▼▼▼

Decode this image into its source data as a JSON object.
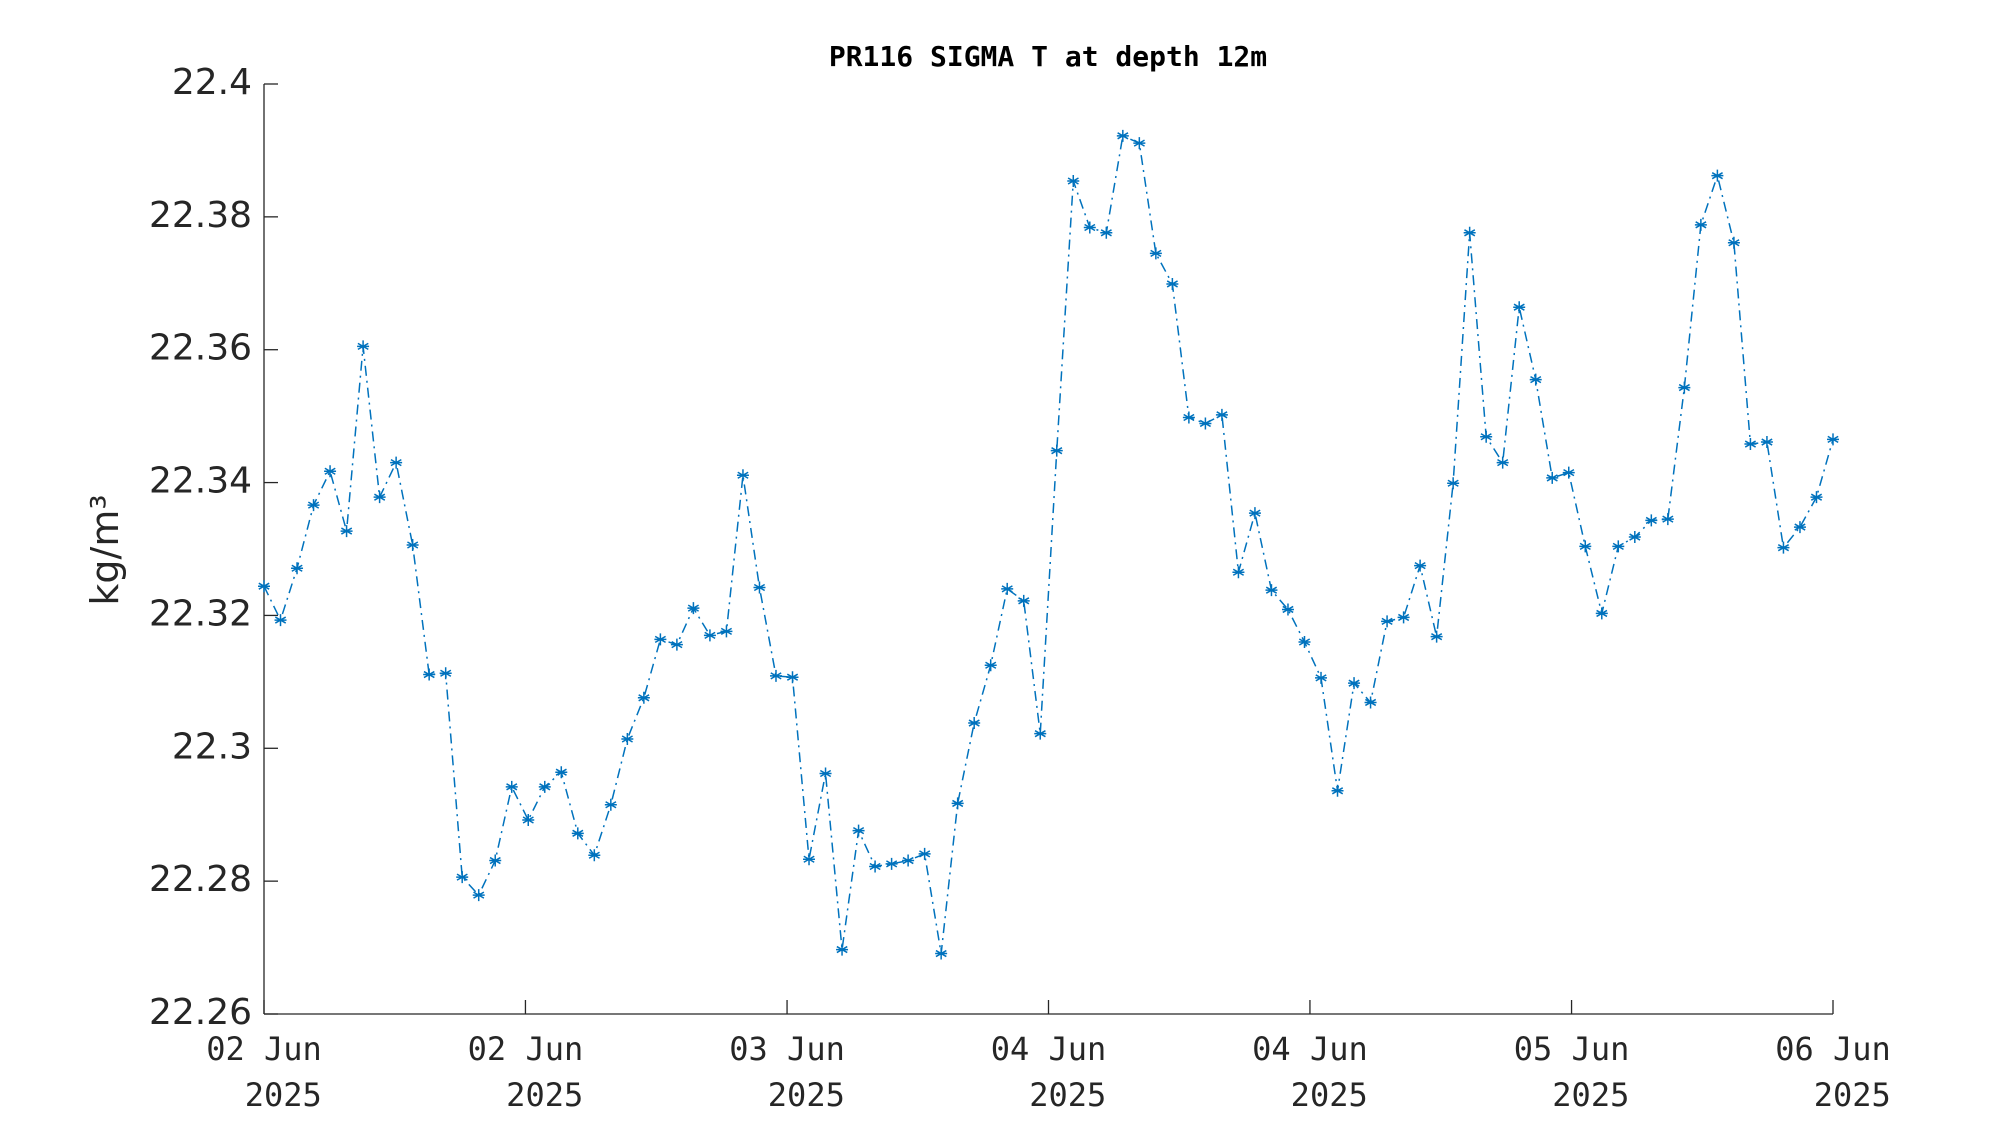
{
  "chart_data": {
    "type": "line",
    "title": "PR116 SIGMA T at depth 12m",
    "ylabel": "kg/m³",
    "series": [
      {
        "color": "#0072BD",
        "marker": "asterisk",
        "linestyle": "dashdot",
        "values": [
          22.3244,
          22.3193,
          22.3271,
          22.3366,
          22.3417,
          22.3327,
          22.3605,
          22.3378,
          22.343,
          22.3306,
          22.3111,
          22.3113,
          22.2806,
          22.2779,
          22.2831,
          22.2942,
          22.2892,
          22.2942,
          22.2964,
          22.2872,
          22.2839,
          22.2915,
          22.3014,
          22.3076,
          22.3164,
          22.3156,
          22.3211,
          22.317,
          22.3176,
          22.3411,
          22.3242,
          22.3109,
          22.3107,
          22.2833,
          22.2962,
          22.2697,
          22.2876,
          22.2822,
          22.2826,
          22.2831,
          22.2841,
          22.2691,
          22.2917,
          22.3038,
          22.3125,
          22.324,
          22.3222,
          22.3022,
          22.3448,
          22.3854,
          22.3784,
          22.3776,
          22.3922,
          22.3911,
          22.3745,
          22.3699,
          22.3498,
          22.3489,
          22.3502,
          22.3265,
          22.3354,
          22.3238,
          22.3209,
          22.316,
          22.3106,
          22.2936,
          22.3098,
          22.3069,
          22.3191,
          22.3197,
          22.3275,
          22.3168,
          22.3399,
          22.3776,
          22.3469,
          22.343,
          22.3664,
          22.3555,
          22.3407,
          22.3415,
          22.3304,
          22.3203,
          22.3304,
          22.3318,
          22.3343,
          22.3345,
          22.3543,
          22.3788,
          22.3862,
          22.3761,
          22.3458,
          22.3461,
          22.3302,
          22.3333,
          22.3378,
          22.3465
        ]
      }
    ],
    "xlim": [
      0,
      95
    ],
    "xticks": [
      {
        "value": 0,
        "label": "02 Jun\n2025"
      },
      {
        "value": 15.83,
        "label": "02 Jun\n2025"
      },
      {
        "value": 31.67,
        "label": "03 Jun\n2025"
      },
      {
        "value": 47.5,
        "label": "04 Jun\n2025"
      },
      {
        "value": 63.33,
        "label": "04 Jun\n2025"
      },
      {
        "value": 79.17,
        "label": "05 Jun\n2025"
      },
      {
        "value": 95,
        "label": "06 Jun\n2025"
      }
    ],
    "ylim": [
      22.26,
      22.4
    ],
    "yticks": [
      22.26,
      22.28,
      22.3,
      22.32,
      22.34,
      22.36,
      22.38,
      22.4
    ],
    "grid": false
  }
}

▲▲▲

#### DIRECTIVE:
Set down all the entries exactly as they appear, but skip any pictures.

#### EXERCISE RESULT:
Decode this image into its source data as a JSON object.
{
  "chart_data": {
    "type": "line",
    "title": "PR116 SIGMA T at depth 12m",
    "ylabel": "kg/m³",
    "series": [
      {
        "color": "#0072BD",
        "marker": "asterisk",
        "linestyle": "dashdot",
        "values": [
          22.3244,
          22.3193,
          22.3271,
          22.3366,
          22.3417,
          22.3327,
          22.3605,
          22.3378,
          22.343,
          22.3306,
          22.3111,
          22.3113,
          22.2806,
          22.2779,
          22.2831,
          22.2942,
          22.2892,
          22.2942,
          22.2964,
          22.2872,
          22.2839,
          22.2915,
          22.3014,
          22.3076,
          22.3164,
          22.3156,
          22.3211,
          22.317,
          22.3176,
          22.3411,
          22.3242,
          22.3109,
          22.3107,
          22.2833,
          22.2962,
          22.2697,
          22.2876,
          22.2822,
          22.2826,
          22.2831,
          22.2841,
          22.2691,
          22.2917,
          22.3038,
          22.3125,
          22.324,
          22.3222,
          22.3022,
          22.3448,
          22.3854,
          22.3784,
          22.3776,
          22.3922,
          22.3911,
          22.3745,
          22.3699,
          22.3498,
          22.3489,
          22.3502,
          22.3265,
          22.3354,
          22.3238,
          22.3209,
          22.316,
          22.3106,
          22.2936,
          22.3098,
          22.3069,
          22.3191,
          22.3197,
          22.3275,
          22.3168,
          22.3399,
          22.3776,
          22.3469,
          22.343,
          22.3664,
          22.3555,
          22.3407,
          22.3415,
          22.3304,
          22.3203,
          22.3304,
          22.3318,
          22.3343,
          22.3345,
          22.3543,
          22.3788,
          22.3862,
          22.3761,
          22.3458,
          22.3461,
          22.3302,
          22.3333,
          22.3378,
          22.3465
        ]
      }
    ],
    "xlim": [
      0,
      95
    ],
    "xticks": [
      {
        "value": 0,
        "label": "02 Jun\n2025"
      },
      {
        "value": 15.83,
        "label": "02 Jun\n2025"
      },
      {
        "value": 31.67,
        "label": "03 Jun\n2025"
      },
      {
        "value": 47.5,
        "label": "04 Jun\n2025"
      },
      {
        "value": 63.33,
        "label": "04 Jun\n2025"
      },
      {
        "value": 79.17,
        "label": "05 Jun\n2025"
      },
      {
        "value": 95,
        "label": "06 Jun\n2025"
      }
    ],
    "ylim": [
      22.26,
      22.4
    ],
    "yticks": [
      22.26,
      22.28,
      22.3,
      22.32,
      22.34,
      22.36,
      22.38,
      22.4
    ],
    "grid": false
  }
}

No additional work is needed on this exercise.